(Entries taken from a collection)
● ● ●

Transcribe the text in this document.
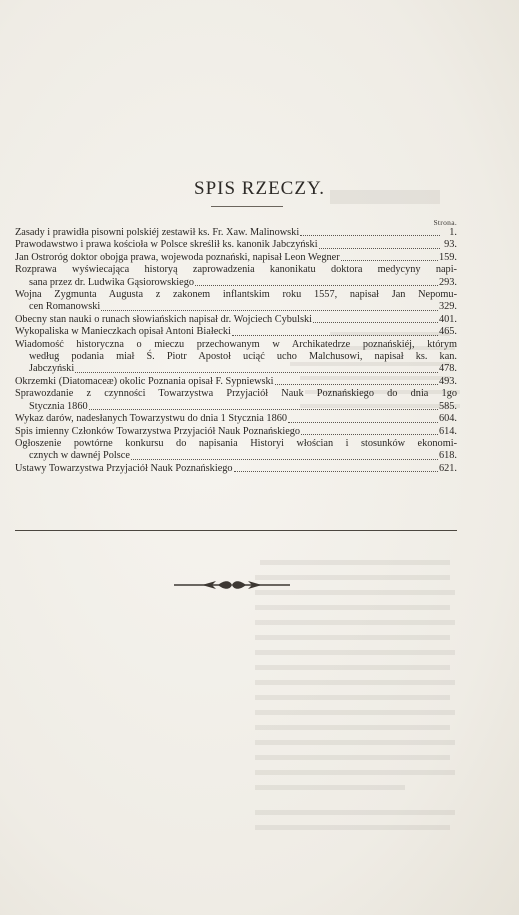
SPIS RZECZY.
Strona.
Zasady i prawidła pisowni polskiéj zestawił ks. Fr. Xaw. Malinowski	1.
Prawodawstwo i prawa kościoła w Polsce skreślił ks. kanonik Jabczyński	93.
Jan Ostroróg doktor obojga prawa, wojewoda poznański, napisał Leon Wegner	159.
Rozprawa wyświecająca historyą zaprowadzenia kanonikatu doktora medycyny napi-
sana przez dr. Ludwika Gąsiorowskiego	293.
Wojna Zygmunta Augusta z zakonem inflantskim roku 1557, napisał Jan Nepomu-
cen Romanowski	329.
Obecny stan nauki o runach słowiańskich napisał dr. Wojciech Cybulski	401.
Wykopaliska w Manieczkach opisał Antoni Białecki	465.
Wiadomość historyczna o mieczu przechowanym w Archikatedrze poznańskiéj, którym
według podania miał Ś. Piotr Apostoł uciąć ucho Malchusowi, napisał ks. kan.
Jabczyński	478.
Okrzemki (Diatomaceæ) okolic Poznania opisał F. Sypniewski	493.
Sprawozdanie z czynności Towarzystwa Przyjaciół Nauk Poznańskiego do dnia 1go
Stycznia 1860	585.
Wykaz darów, nadesłanych Towarzystwu do dnia 1 Stycznia 1860	604.
Spis imienny Członków Towarzystwa Przyjaciół Nauk Poznańskiego	614.
Ogłoszenie powtórne konkursu do napisania Historyi włościan i stosunków ekonomi-
cznych w dawnéj Polsce	618.
Ustawy Towarzystwa Przyjaciół Nauk Poznańskiego	621.
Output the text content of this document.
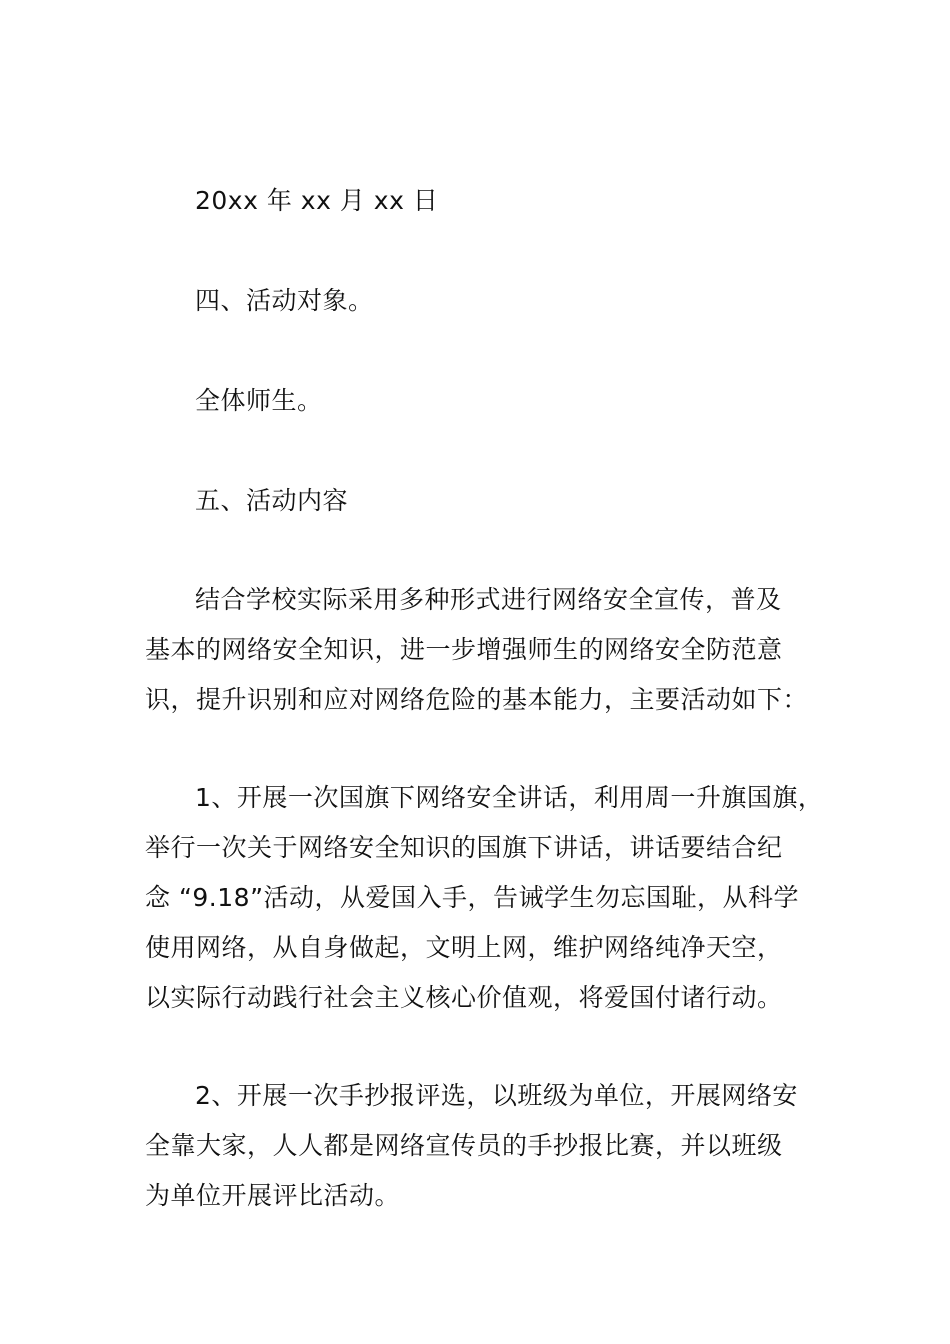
20xx 年 xx 月 xx 日

四、活动对象。

全体师生。

五、活动内容

结合学校实际采用多种形式进行网络安全宣传，普及
基本的网络安全知识，进一步增强师生的网络安全防范意
识，提升识别和应对网络危险的基本能力，主要活动如下：
1、开展一次国旗下网络安全讲话，利用周一升旗国旗，
举行一次关于网络安全知识的国旗下讲话，讲话要结合纪
念 “9.18”活动，从爱国入手，告诫学生勿忘国耻，从科学
使用网络，从自身做起，文明上网，维护网络纯净天空，
以实际行动践行社会主义核心价值观，将爱国付诸行动。
2、开展一次手抄报评选，以班级为单位，开展网络安
全靠大家，人人都是网络宣传员的手抄报比赛，并以班级
为单位开展评比活动。
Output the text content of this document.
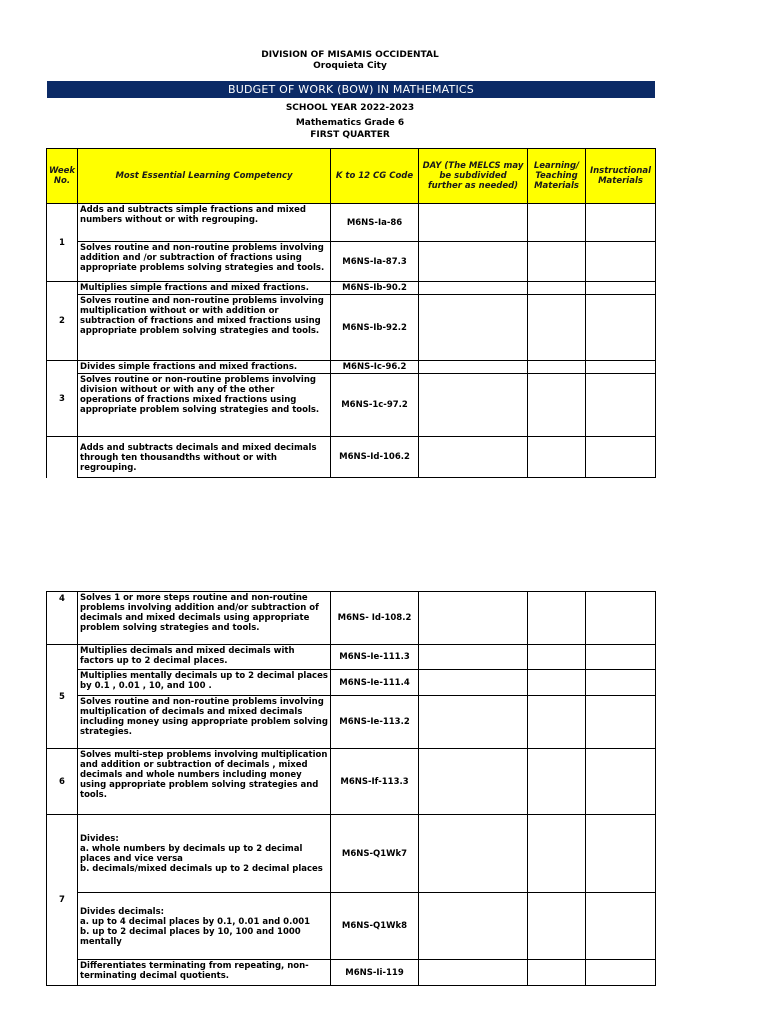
DIVISION OF MISAMIS OCCIDENTAL
Oroquieta City
BUDGET OF WORK (BOW) IN MATHEMATICS
SCHOOL YEAR 2022-2023
Mathematics Grade 6
FIRST QUARTER
Week No.	Most Essential Learning Competency	K to 12 CG Code	DAY (The MELCS may be subdivided further as needed)	Learning/ Teaching Materials	Instructional Materials
1	Adds and subtracts simple fractions and mixed numbers without or with regrouping.	M6NS-Ia-86			
	Solves routine and non-routine problems involving addition and /or subtraction of fractions using appropriate problems solving strategies and tools.	M6NS-Ia-87.3			
2	Multiplies simple fractions and mixed fractions.	M6NS-Ib-90.2			
	Solves routine and non-routine problems involving multiplication without or with addition or subtraction of fractions and mixed fractions using appropriate problem solving strategies and tools.	M6NS-Ib-92.2			
3	Divides simple fractions and mixed fractions.	M6NS-Ic-96.2			
	Solves routine or non-routine problems involving division without or with any of the other operations of fractions mixed fractions using appropriate problem solving strategies and tools.	M6NS-1c-97.2			
	Adds and subtracts decimals and mixed decimals through ten thousandths without or with regrouping.	M6NS-Id-106.2			
4	Solves 1 or more steps routine and non-routine problems involving addition and/or subtraction of decimals and mixed decimals using appropriate problem solving strategies and tools.	M6NS- Id-108.2			
5	Multiplies decimals and mixed decimals with factors up to 2 decimal places.	M6NS-Ie-111.3			
	Multiplies mentally decimals up to 2 decimal places by 0.1 , 0.01 , 10, and 100 .	M6NS-Ie-111.4			
	Solves routine and non-routine problems involving multiplication of decimals and mixed decimals including money using appropriate problem solving strategies.	M6NS-Ie-113.2			
6	Solves multi-step problems involving multiplication and addition or subtraction of decimals , mixed decimals and whole numbers including money using appropriate problem solving strategies and tools.	M6NS-If-113.3			
7	Divides:
a. whole numbers by decimals up to 2 decimal places and vice versa
b. decimals/mixed decimals up to 2 decimal places	M6NS-Q1Wk7			

	Divides decimals:
a. up to 4 decimal places by 0.1, 0.01 and 0.001
b. up to 2 decimal places by 10, 100 and 1000 mentally	M6NS-Q1Wk8			
	Differentiates terminating from repeating, non-terminating decimal quotients.	M6NS-Ii-119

● ● ●

Which lines include "Adds"? Copy each of them out.

• **Solution to this exercise**:
1	Adds and subtracts simple fractions and mixed numbers without or with regrouping.	M6NS-Ia-86			
	Adds and subtracts decimals and mixed decimals through ten thousandths without or with regrouping.	M6NS-Id-106.2			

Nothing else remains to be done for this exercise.